Using the listing below, report all lines holding the word "text".
------ SUPPLIED DATA
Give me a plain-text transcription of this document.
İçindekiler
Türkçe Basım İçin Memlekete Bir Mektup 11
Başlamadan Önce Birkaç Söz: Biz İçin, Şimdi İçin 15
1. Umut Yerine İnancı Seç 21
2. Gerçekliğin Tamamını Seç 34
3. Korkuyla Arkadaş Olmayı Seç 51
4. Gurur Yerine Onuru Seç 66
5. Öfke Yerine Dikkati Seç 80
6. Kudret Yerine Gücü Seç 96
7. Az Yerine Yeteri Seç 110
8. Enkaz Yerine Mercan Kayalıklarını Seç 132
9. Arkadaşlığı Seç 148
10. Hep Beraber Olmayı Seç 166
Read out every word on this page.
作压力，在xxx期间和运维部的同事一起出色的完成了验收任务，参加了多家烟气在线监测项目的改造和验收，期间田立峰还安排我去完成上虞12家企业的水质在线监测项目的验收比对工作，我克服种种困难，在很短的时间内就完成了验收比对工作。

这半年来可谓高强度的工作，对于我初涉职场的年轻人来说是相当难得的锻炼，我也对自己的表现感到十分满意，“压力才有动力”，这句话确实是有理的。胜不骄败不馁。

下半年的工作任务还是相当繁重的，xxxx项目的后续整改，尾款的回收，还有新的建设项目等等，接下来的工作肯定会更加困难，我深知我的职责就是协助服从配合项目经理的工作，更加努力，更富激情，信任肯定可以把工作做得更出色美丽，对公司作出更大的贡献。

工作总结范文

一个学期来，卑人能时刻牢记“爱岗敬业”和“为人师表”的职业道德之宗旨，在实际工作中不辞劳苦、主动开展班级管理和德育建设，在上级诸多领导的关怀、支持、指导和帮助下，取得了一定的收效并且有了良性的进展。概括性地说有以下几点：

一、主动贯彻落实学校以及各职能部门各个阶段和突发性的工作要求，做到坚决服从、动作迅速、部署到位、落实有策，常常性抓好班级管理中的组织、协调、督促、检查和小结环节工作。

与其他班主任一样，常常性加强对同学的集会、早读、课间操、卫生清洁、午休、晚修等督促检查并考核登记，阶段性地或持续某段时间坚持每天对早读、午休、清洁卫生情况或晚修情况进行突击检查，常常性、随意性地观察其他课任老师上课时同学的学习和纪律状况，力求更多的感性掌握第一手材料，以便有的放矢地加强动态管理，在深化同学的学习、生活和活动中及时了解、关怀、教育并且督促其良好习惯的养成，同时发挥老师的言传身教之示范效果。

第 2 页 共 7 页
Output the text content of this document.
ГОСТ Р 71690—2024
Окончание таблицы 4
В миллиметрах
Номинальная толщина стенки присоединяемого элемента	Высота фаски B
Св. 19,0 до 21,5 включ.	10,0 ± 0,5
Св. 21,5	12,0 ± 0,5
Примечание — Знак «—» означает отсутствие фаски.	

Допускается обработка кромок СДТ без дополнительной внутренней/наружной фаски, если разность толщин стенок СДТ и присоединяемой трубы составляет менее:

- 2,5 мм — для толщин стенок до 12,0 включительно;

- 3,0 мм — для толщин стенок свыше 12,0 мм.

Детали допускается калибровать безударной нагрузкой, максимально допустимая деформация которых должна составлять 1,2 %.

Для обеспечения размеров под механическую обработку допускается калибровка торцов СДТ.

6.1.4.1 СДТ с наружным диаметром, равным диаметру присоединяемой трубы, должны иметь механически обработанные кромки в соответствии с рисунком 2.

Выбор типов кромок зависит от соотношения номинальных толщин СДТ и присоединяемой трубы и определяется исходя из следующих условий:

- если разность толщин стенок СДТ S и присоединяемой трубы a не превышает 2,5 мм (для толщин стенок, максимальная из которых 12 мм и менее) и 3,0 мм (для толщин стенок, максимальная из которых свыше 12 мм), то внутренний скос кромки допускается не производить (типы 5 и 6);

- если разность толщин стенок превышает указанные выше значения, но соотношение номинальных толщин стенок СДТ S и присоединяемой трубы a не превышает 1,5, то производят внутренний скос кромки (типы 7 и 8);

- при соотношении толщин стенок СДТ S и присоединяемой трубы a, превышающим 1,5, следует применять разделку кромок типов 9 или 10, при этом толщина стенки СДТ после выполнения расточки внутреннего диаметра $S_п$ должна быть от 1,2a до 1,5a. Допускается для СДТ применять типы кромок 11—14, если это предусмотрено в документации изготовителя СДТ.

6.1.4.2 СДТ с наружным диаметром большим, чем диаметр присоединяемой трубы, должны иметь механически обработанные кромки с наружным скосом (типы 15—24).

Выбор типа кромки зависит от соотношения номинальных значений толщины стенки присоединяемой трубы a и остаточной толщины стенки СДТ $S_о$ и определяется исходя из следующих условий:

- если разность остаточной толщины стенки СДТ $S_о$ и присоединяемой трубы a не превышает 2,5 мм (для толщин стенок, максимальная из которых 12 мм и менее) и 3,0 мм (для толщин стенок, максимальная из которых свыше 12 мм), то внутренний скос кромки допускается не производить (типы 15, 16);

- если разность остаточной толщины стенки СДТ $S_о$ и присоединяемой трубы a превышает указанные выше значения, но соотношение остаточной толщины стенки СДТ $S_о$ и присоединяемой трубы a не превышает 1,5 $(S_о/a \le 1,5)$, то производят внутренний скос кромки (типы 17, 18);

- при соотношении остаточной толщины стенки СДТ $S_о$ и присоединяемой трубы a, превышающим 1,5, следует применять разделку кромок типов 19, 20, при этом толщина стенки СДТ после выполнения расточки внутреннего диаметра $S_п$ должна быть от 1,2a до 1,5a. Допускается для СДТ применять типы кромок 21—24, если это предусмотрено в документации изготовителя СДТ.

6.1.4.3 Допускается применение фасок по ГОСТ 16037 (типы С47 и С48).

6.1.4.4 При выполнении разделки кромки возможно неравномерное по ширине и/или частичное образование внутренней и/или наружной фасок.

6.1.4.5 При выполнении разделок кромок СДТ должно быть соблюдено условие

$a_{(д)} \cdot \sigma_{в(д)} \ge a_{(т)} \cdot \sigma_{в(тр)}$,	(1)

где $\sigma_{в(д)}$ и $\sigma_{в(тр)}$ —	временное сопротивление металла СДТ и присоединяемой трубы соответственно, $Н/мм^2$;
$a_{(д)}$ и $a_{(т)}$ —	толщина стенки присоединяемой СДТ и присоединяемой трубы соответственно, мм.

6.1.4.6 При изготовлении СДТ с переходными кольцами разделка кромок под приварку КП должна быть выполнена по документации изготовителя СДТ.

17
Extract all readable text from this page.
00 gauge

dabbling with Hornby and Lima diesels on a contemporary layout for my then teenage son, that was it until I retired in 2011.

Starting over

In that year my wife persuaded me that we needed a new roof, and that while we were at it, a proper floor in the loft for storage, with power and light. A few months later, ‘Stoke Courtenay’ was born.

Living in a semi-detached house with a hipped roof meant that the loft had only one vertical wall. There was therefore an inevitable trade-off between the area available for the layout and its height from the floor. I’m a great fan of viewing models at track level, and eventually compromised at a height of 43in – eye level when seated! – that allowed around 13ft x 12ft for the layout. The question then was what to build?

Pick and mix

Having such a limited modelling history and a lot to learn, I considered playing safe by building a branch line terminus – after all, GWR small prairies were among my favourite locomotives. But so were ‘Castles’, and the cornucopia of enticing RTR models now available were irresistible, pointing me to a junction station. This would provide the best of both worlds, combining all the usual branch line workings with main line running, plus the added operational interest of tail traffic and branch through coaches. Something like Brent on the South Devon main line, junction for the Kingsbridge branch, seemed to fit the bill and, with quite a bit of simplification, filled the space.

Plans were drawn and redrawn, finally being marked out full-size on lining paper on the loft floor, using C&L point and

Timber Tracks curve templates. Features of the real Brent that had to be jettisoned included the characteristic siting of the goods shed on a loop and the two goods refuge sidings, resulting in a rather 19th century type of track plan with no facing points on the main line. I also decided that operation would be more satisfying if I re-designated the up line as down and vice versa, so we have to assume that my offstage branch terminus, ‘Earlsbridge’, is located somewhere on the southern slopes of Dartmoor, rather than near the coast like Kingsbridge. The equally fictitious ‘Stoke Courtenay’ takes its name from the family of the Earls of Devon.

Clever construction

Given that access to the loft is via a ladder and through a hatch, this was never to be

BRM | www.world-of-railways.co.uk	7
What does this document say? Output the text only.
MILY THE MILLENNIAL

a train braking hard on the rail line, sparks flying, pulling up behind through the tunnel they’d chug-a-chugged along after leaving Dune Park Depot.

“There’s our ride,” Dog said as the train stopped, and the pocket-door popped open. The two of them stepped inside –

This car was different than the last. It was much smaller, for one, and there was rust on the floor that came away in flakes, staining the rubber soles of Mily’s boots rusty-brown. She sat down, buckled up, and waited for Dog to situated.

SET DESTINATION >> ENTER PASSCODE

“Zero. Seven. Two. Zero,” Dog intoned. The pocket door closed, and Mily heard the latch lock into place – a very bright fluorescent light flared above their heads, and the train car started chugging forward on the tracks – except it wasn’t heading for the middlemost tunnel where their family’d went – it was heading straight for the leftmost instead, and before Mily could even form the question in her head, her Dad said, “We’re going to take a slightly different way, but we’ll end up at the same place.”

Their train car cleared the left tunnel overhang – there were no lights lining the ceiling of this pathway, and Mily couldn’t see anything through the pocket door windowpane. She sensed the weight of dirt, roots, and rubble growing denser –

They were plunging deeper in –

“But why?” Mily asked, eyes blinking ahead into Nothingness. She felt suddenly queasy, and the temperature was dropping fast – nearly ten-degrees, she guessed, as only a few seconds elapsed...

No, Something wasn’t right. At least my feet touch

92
------------
--- RESULT OF THE TASK ---
Give me a plain-text transcription of this document.
Output the text content of this document.
Extract all readable text from this page.
What does this document say? Output the text only.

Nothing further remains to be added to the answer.